Records from a data collection:
-- -- --
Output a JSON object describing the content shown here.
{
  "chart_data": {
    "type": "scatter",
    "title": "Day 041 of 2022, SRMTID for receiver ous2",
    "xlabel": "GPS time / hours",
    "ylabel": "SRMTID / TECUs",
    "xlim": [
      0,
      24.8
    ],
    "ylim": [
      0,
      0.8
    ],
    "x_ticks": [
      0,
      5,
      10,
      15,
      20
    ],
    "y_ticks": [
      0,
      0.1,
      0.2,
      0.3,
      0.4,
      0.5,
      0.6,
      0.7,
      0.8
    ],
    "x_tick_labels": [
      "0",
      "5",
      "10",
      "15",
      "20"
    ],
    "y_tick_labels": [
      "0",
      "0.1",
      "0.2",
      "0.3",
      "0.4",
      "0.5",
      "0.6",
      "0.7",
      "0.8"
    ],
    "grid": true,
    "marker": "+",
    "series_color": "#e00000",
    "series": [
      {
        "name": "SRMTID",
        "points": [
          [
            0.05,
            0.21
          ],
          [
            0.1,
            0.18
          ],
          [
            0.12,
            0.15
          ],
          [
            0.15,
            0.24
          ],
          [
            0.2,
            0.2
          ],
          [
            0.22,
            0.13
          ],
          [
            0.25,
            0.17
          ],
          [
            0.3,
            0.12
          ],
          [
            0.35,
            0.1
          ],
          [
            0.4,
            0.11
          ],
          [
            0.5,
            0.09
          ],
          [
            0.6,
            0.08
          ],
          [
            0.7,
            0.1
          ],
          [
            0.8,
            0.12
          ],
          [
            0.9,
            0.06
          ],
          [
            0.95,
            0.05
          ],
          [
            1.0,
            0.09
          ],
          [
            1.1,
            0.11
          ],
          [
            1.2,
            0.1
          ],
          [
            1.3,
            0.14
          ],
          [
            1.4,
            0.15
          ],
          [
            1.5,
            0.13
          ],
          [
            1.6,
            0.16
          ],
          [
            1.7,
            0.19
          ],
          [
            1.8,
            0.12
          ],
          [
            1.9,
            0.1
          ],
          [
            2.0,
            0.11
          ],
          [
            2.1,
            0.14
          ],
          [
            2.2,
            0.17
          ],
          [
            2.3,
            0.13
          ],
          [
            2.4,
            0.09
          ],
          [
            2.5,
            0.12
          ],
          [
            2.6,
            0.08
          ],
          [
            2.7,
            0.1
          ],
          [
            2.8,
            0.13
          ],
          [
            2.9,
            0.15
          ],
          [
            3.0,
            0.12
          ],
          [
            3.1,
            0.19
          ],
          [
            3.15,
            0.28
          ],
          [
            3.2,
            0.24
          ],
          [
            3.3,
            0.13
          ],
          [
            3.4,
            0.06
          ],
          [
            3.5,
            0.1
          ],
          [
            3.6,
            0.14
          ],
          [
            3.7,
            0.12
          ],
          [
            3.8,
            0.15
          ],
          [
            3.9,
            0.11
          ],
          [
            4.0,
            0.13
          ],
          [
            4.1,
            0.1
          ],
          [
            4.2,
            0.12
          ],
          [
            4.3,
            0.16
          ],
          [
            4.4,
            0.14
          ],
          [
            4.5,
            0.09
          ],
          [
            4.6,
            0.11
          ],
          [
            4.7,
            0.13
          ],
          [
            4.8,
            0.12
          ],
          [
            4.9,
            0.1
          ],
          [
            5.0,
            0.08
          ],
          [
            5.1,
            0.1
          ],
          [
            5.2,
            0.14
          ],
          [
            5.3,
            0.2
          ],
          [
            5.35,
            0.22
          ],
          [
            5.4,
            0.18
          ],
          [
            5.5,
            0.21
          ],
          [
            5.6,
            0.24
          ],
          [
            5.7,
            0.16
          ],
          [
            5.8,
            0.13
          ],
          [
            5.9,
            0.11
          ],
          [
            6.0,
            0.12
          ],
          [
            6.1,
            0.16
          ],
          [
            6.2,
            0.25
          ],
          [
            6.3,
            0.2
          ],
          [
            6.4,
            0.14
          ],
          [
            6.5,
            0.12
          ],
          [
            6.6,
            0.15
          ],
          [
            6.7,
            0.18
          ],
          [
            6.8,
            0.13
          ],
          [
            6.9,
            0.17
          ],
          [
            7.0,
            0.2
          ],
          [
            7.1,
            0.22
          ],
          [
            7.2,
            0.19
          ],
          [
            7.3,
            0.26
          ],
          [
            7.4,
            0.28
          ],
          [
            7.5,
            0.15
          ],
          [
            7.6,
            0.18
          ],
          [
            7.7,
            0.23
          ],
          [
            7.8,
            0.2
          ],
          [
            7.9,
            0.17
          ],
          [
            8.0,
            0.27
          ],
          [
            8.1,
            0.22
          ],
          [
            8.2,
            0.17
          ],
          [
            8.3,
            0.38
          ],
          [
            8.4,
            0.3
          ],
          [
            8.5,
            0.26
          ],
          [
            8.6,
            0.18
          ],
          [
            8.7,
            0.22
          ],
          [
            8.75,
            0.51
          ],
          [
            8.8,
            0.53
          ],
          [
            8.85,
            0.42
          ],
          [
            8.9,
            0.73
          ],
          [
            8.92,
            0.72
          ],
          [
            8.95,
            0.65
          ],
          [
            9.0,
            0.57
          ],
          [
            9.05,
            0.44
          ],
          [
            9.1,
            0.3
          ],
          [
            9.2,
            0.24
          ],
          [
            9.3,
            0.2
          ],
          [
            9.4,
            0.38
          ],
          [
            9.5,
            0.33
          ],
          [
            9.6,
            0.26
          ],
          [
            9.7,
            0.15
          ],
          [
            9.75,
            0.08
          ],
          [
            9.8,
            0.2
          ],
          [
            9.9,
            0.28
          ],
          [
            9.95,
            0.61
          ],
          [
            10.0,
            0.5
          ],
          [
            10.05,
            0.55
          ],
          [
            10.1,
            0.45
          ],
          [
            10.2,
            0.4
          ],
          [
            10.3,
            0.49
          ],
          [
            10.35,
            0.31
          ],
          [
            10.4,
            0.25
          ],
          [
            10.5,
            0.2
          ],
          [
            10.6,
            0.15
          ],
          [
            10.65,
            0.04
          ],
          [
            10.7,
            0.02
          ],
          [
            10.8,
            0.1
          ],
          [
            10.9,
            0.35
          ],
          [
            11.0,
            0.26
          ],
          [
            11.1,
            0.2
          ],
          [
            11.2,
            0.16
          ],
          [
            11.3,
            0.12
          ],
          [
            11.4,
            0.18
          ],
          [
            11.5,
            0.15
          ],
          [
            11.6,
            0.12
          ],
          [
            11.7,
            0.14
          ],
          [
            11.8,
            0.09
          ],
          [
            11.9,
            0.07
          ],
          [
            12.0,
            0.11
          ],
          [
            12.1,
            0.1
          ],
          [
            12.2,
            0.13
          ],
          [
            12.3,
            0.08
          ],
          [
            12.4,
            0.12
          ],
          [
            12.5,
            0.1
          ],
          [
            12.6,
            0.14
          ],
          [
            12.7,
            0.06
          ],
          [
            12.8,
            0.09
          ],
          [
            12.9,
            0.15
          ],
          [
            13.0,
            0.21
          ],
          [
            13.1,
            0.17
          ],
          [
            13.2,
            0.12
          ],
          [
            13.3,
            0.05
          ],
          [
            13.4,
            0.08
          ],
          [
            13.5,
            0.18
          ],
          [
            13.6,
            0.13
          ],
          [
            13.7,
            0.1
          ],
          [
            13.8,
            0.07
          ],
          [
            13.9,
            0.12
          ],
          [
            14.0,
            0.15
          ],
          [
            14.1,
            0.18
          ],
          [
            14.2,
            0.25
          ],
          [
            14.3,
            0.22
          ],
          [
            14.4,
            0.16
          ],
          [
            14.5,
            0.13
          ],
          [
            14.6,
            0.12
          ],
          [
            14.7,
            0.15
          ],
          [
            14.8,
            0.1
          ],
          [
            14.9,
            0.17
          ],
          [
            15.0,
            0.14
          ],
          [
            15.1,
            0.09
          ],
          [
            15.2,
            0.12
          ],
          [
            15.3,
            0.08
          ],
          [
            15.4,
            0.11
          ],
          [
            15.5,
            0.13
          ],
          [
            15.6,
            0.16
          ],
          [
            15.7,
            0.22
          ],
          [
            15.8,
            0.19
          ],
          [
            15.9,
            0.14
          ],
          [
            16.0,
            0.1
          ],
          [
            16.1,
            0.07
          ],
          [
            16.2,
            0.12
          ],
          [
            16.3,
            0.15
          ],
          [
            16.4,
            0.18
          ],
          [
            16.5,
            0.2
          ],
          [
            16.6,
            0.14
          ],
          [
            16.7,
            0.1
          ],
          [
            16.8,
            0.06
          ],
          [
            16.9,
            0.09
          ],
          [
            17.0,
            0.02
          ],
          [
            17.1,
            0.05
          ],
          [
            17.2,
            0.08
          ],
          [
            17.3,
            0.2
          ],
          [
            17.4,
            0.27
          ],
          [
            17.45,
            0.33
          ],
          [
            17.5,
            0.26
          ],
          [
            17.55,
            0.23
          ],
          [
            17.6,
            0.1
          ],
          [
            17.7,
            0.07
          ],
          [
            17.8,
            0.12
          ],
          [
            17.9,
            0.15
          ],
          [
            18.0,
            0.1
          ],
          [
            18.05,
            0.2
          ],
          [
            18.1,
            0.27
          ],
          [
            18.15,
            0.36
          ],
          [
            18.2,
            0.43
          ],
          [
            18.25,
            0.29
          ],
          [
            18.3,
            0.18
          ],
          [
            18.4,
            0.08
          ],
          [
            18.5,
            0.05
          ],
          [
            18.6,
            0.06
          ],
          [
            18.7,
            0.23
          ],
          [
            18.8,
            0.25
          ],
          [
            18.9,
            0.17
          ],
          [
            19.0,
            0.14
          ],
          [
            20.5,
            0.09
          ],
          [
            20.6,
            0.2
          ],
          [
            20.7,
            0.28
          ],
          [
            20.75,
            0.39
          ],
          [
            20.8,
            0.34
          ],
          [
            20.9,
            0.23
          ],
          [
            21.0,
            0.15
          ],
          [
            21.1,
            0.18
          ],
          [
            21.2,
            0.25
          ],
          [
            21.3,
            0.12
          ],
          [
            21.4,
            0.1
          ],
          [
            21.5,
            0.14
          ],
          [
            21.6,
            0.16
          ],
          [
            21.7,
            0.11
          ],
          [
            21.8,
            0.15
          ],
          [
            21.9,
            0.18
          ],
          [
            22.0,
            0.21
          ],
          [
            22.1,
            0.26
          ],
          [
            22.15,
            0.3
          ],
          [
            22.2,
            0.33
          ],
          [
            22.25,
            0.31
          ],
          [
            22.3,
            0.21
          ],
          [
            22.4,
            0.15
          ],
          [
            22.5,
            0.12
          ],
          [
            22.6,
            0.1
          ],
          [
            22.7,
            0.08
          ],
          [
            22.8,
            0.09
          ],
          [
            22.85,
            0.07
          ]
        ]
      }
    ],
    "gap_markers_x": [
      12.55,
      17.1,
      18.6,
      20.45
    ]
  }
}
-- -- --
PROBLEM: Pick out every line above that contains the word "SRMTID" and copy it.

SOLUTION FOR THIS PROBLEM:
    "title": "Day 041 of 2022, SRMTID for receiver ous2",
    "ylabel": "SRMTID / TECUs",
        "name": "SRMTID",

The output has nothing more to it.